Transcribe the material in full. Nothing should differ except that the pictures are left out.

===== DATA TO USE

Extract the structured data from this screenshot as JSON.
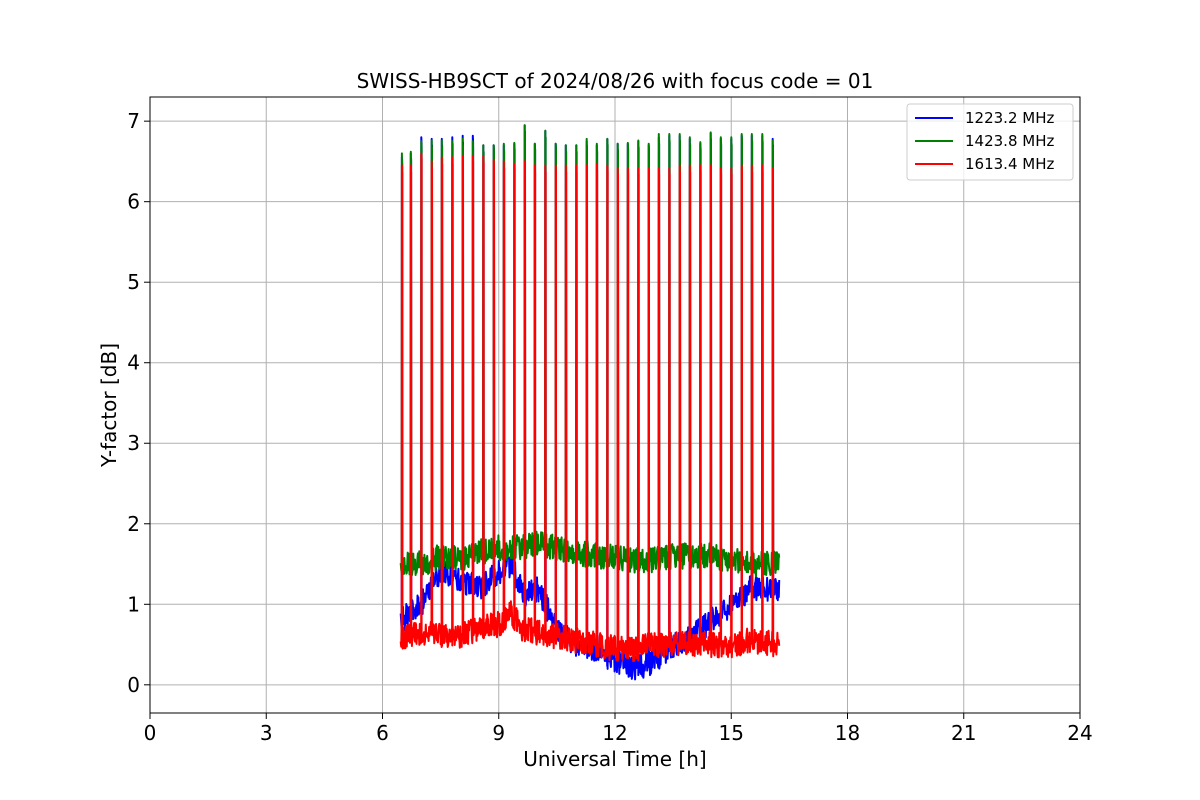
{
  "chart_data": {
    "type": "line",
    "title": "SWISS-HB9SCT of 2024/08/26 with focus code = 01",
    "xlabel": "Universal Time [h]",
    "ylabel": "Y-factor [dB]",
    "xlim": [
      0,
      24
    ],
    "ylim": [
      -0.35,
      7.3
    ],
    "x_ticks": [
      0,
      3,
      6,
      9,
      12,
      15,
      18,
      21,
      24
    ],
    "y_ticks": [
      0,
      1,
      2,
      3,
      4,
      5,
      6,
      7
    ],
    "grid": true,
    "legend_position": "top-right",
    "pulse_times": [
      6.5,
      6.73,
      7.0,
      7.27,
      7.53,
      7.8,
      8.07,
      8.33,
      8.6,
      8.87,
      9.13,
      9.4,
      9.67,
      9.93,
      10.2,
      10.47,
      10.73,
      11.0,
      11.27,
      11.53,
      11.8,
      12.07,
      12.33,
      12.6,
      12.87,
      13.13,
      13.4,
      13.67,
      13.93,
      14.2,
      14.47,
      14.73,
      15.0,
      15.27,
      15.53,
      15.8,
      16.07
    ],
    "series": [
      {
        "name": "1223.2 MHz",
        "color": "#0000ff",
        "baseline": [
          [
            6.5,
            0.8
          ],
          [
            7.0,
            1.0
          ],
          [
            7.5,
            1.4
          ],
          [
            8.0,
            1.3
          ],
          [
            8.5,
            1.2
          ],
          [
            9.0,
            1.4
          ],
          [
            9.3,
            1.5
          ],
          [
            9.7,
            1.1
          ],
          [
            10.0,
            1.2
          ],
          [
            10.5,
            0.7
          ],
          [
            11.0,
            0.5
          ],
          [
            11.5,
            0.4
          ],
          [
            12.0,
            0.3
          ],
          [
            12.5,
            0.2
          ],
          [
            13.0,
            0.3
          ],
          [
            13.5,
            0.5
          ],
          [
            14.0,
            0.6
          ],
          [
            14.5,
            0.8
          ],
          [
            15.0,
            1.0
          ],
          [
            15.5,
            1.2
          ],
          [
            16.2,
            1.2
          ]
        ],
        "peaks": [
          6.55,
          6.6,
          6.8,
          6.78,
          6.78,
          6.8,
          6.82,
          6.82,
          6.7,
          6.7,
          6.7,
          6.72,
          6.95,
          6.72,
          6.88,
          6.72,
          6.7,
          6.7,
          6.75,
          6.7,
          6.78,
          6.72,
          6.72,
          6.75,
          6.7,
          6.8,
          6.82,
          6.82,
          6.78,
          6.72,
          6.85,
          6.78,
          6.78,
          6.82,
          6.82,
          6.82,
          6.78
        ]
      },
      {
        "name": "1423.8 MHz",
        "color": "#008000",
        "baseline": [
          [
            6.5,
            1.5
          ],
          [
            7.0,
            1.5
          ],
          [
            7.5,
            1.6
          ],
          [
            8.0,
            1.55
          ],
          [
            8.5,
            1.65
          ],
          [
            9.0,
            1.7
          ],
          [
            9.5,
            1.7
          ],
          [
            10.0,
            1.75
          ],
          [
            10.5,
            1.7
          ],
          [
            11.0,
            1.65
          ],
          [
            11.5,
            1.6
          ],
          [
            12.0,
            1.6
          ],
          [
            12.5,
            1.55
          ],
          [
            13.0,
            1.55
          ],
          [
            13.5,
            1.6
          ],
          [
            14.0,
            1.6
          ],
          [
            14.5,
            1.6
          ],
          [
            15.0,
            1.55
          ],
          [
            15.5,
            1.5
          ],
          [
            16.2,
            1.5
          ]
        ],
        "peaks": [
          6.6,
          6.62,
          6.75,
          6.76,
          6.76,
          6.75,
          6.78,
          6.75,
          6.7,
          6.7,
          6.72,
          6.73,
          6.95,
          6.72,
          6.88,
          6.72,
          6.7,
          6.7,
          6.78,
          6.72,
          6.78,
          6.72,
          6.73,
          6.76,
          6.72,
          6.84,
          6.84,
          6.84,
          6.8,
          6.74,
          6.86,
          6.8,
          6.8,
          6.84,
          6.84,
          6.84,
          6.76
        ]
      },
      {
        "name": "1613.4 MHz",
        "color": "#ff0000",
        "baseline": [
          [
            6.5,
            0.6
          ],
          [
            7.0,
            0.65
          ],
          [
            7.5,
            0.6
          ],
          [
            8.0,
            0.6
          ],
          [
            8.5,
            0.7
          ],
          [
            9.0,
            0.75
          ],
          [
            9.3,
            0.9
          ],
          [
            9.6,
            0.7
          ],
          [
            10.0,
            0.65
          ],
          [
            10.5,
            0.6
          ],
          [
            11.0,
            0.55
          ],
          [
            11.5,
            0.5
          ],
          [
            12.0,
            0.45
          ],
          [
            12.5,
            0.45
          ],
          [
            13.0,
            0.5
          ],
          [
            13.5,
            0.5
          ],
          [
            14.0,
            0.5
          ],
          [
            14.5,
            0.5
          ],
          [
            15.0,
            0.5
          ],
          [
            15.5,
            0.55
          ],
          [
            16.2,
            0.5
          ]
        ],
        "peaks": [
          6.45,
          6.45,
          6.6,
          6.5,
          6.55,
          6.55,
          6.57,
          6.57,
          6.57,
          6.52,
          6.5,
          6.47,
          6.5,
          6.45,
          6.45,
          6.45,
          6.45,
          6.45,
          6.45,
          6.47,
          6.45,
          6.42,
          6.42,
          6.42,
          6.42,
          6.42,
          6.42,
          6.45,
          6.45,
          6.45,
          6.45,
          6.42,
          6.42,
          6.45,
          6.45,
          6.45,
          6.42
        ]
      }
    ]
  }
}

==========

_WRITTEN SOLUTION:_
Extract the structured data from this screenshot as JSON.
{
  "chart_data": {
    "type": "line",
    "title": "SWISS-HB9SCT of 2024/08/26 with focus code = 01",
    "xlabel": "Universal Time [h]",
    "ylabel": "Y-factor [dB]",
    "xlim": [
      0,
      24
    ],
    "ylim": [
      -0.35,
      7.3
    ],
    "x_ticks": [
      0,
      3,
      6,
      9,
      12,
      15,
      18,
      21,
      24
    ],
    "y_ticks": [
      0,
      1,
      2,
      3,
      4,
      5,
      6,
      7
    ],
    "grid": true,
    "legend_position": "top-right",
    "pulse_times": [
      6.5,
      6.73,
      7.0,
      7.27,
      7.53,
      7.8,
      8.07,
      8.33,
      8.6,
      8.87,
      9.13,
      9.4,
      9.67,
      9.93,
      10.2,
      10.47,
      10.73,
      11.0,
      11.27,
      11.53,
      11.8,
      12.07,
      12.33,
      12.6,
      12.87,
      13.13,
      13.4,
      13.67,
      13.93,
      14.2,
      14.47,
      14.73,
      15.0,
      15.27,
      15.53,
      15.8,
      16.07
    ],
    "series": [
      {
        "name": "1223.2 MHz",
        "color": "#0000ff",
        "baseline": [
          [
            6.5,
            0.8
          ],
          [
            7.0,
            1.0
          ],
          [
            7.5,
            1.4
          ],
          [
            8.0,
            1.3
          ],
          [
            8.5,
            1.2
          ],
          [
            9.0,
            1.4
          ],
          [
            9.3,
            1.5
          ],
          [
            9.7,
            1.1
          ],
          [
            10.0,
            1.2
          ],
          [
            10.5,
            0.7
          ],
          [
            11.0,
            0.5
          ],
          [
            11.5,
            0.4
          ],
          [
            12.0,
            0.3
          ],
          [
            12.5,
            0.2
          ],
          [
            13.0,
            0.3
          ],
          [
            13.5,
            0.5
          ],
          [
            14.0,
            0.6
          ],
          [
            14.5,
            0.8
          ],
          [
            15.0,
            1.0
          ],
          [
            15.5,
            1.2
          ],
          [
            16.2,
            1.2
          ]
        ],
        "peaks": [
          6.55,
          6.6,
          6.8,
          6.78,
          6.78,
          6.8,
          6.82,
          6.82,
          6.7,
          6.7,
          6.7,
          6.72,
          6.95,
          6.72,
          6.88,
          6.72,
          6.7,
          6.7,
          6.75,
          6.7,
          6.78,
          6.72,
          6.72,
          6.75,
          6.7,
          6.8,
          6.82,
          6.82,
          6.78,
          6.72,
          6.85,
          6.78,
          6.78,
          6.82,
          6.82,
          6.82,
          6.78
        ]
      },
      {
        "name": "1423.8 MHz",
        "color": "#008000",
        "baseline": [
          [
            6.5,
            1.5
          ],
          [
            7.0,
            1.5
          ],
          [
            7.5,
            1.6
          ],
          [
            8.0,
            1.55
          ],
          [
            8.5,
            1.65
          ],
          [
            9.0,
            1.7
          ],
          [
            9.5,
            1.7
          ],
          [
            10.0,
            1.75
          ],
          [
            10.5,
            1.7
          ],
          [
            11.0,
            1.65
          ],
          [
            11.5,
            1.6
          ],
          [
            12.0,
            1.6
          ],
          [
            12.5,
            1.55
          ],
          [
            13.0,
            1.55
          ],
          [
            13.5,
            1.6
          ],
          [
            14.0,
            1.6
          ],
          [
            14.5,
            1.6
          ],
          [
            15.0,
            1.55
          ],
          [
            15.5,
            1.5
          ],
          [
            16.2,
            1.5
          ]
        ],
        "peaks": [
          6.6,
          6.62,
          6.75,
          6.76,
          6.76,
          6.75,
          6.78,
          6.75,
          6.7,
          6.7,
          6.72,
          6.73,
          6.95,
          6.72,
          6.88,
          6.72,
          6.7,
          6.7,
          6.78,
          6.72,
          6.78,
          6.72,
          6.73,
          6.76,
          6.72,
          6.84,
          6.84,
          6.84,
          6.8,
          6.74,
          6.86,
          6.8,
          6.8,
          6.84,
          6.84,
          6.84,
          6.76
        ]
      },
      {
        "name": "1613.4 MHz",
        "color": "#ff0000",
        "baseline": [
          [
            6.5,
            0.6
          ],
          [
            7.0,
            0.65
          ],
          [
            7.5,
            0.6
          ],
          [
            8.0,
            0.6
          ],
          [
            8.5,
            0.7
          ],
          [
            9.0,
            0.75
          ],
          [
            9.3,
            0.9
          ],
          [
            9.6,
            0.7
          ],
          [
            10.0,
            0.65
          ],
          [
            10.5,
            0.6
          ],
          [
            11.0,
            0.55
          ],
          [
            11.5,
            0.5
          ],
          [
            12.0,
            0.45
          ],
          [
            12.5,
            0.45
          ],
          [
            13.0,
            0.5
          ],
          [
            13.5,
            0.5
          ],
          [
            14.0,
            0.5
          ],
          [
            14.5,
            0.5
          ],
          [
            15.0,
            0.5
          ],
          [
            15.5,
            0.55
          ],
          [
            16.2,
            0.5
          ]
        ],
        "peaks": [
          6.45,
          6.45,
          6.6,
          6.5,
          6.55,
          6.55,
          6.57,
          6.57,
          6.57,
          6.52,
          6.5,
          6.47,
          6.5,
          6.45,
          6.45,
          6.45,
          6.45,
          6.45,
          6.45,
          6.47,
          6.45,
          6.42,
          6.42,
          6.42,
          6.42,
          6.42,
          6.42,
          6.45,
          6.45,
          6.45,
          6.45,
          6.42,
          6.42,
          6.45,
          6.45,
          6.45,
          6.42
        ]
      }
    ]
  }
}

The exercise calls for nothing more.